(Data pulled from a collection)
▬▬▬

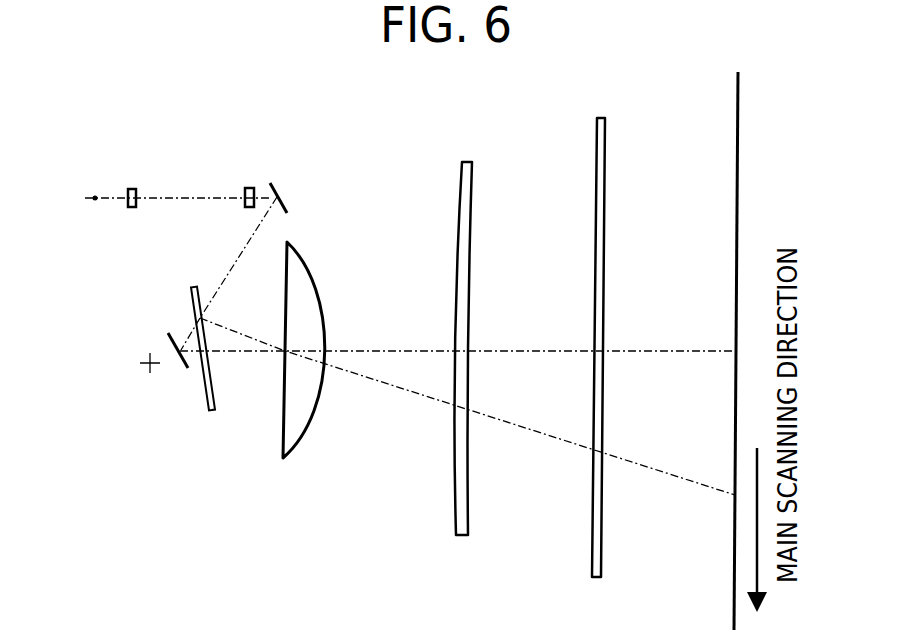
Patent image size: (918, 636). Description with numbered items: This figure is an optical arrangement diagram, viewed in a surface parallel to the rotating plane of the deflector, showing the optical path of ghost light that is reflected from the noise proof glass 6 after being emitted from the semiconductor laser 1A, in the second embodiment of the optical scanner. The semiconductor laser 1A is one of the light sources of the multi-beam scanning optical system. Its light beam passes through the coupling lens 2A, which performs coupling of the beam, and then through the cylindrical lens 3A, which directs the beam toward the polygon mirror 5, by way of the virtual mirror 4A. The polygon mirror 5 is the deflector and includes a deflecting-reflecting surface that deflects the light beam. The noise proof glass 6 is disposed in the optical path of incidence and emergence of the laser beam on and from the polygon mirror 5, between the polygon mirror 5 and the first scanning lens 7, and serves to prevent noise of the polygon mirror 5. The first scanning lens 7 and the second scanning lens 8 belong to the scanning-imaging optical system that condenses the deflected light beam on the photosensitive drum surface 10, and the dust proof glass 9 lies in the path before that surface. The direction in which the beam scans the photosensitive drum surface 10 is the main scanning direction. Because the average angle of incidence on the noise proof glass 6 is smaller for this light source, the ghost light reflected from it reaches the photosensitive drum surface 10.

The semiconductor laser 1A is at (93, 181).
The coupling lens 2A is at (137, 180).
The cylindrical lens 3A is at (247, 180).
The virtual mirror 4A is at (282, 180).
The polygon mirror 5 is at (160, 325).
The noise proof glass 6 is at (202, 397).
The first scanning lens 7 is at (302, 243).
The second scanning lens 8 is at (470, 157).
The dust proof glass 9 is at (607, 117).
The photosensitive drum surface 10 is at (740, 95).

▬▬▬

TASK DESCRIPTION >>
Tally the lines in the items above that contain the word "virtual". Reply with the number alone.

RESPONSE FOR THIS EXERCISE >>
2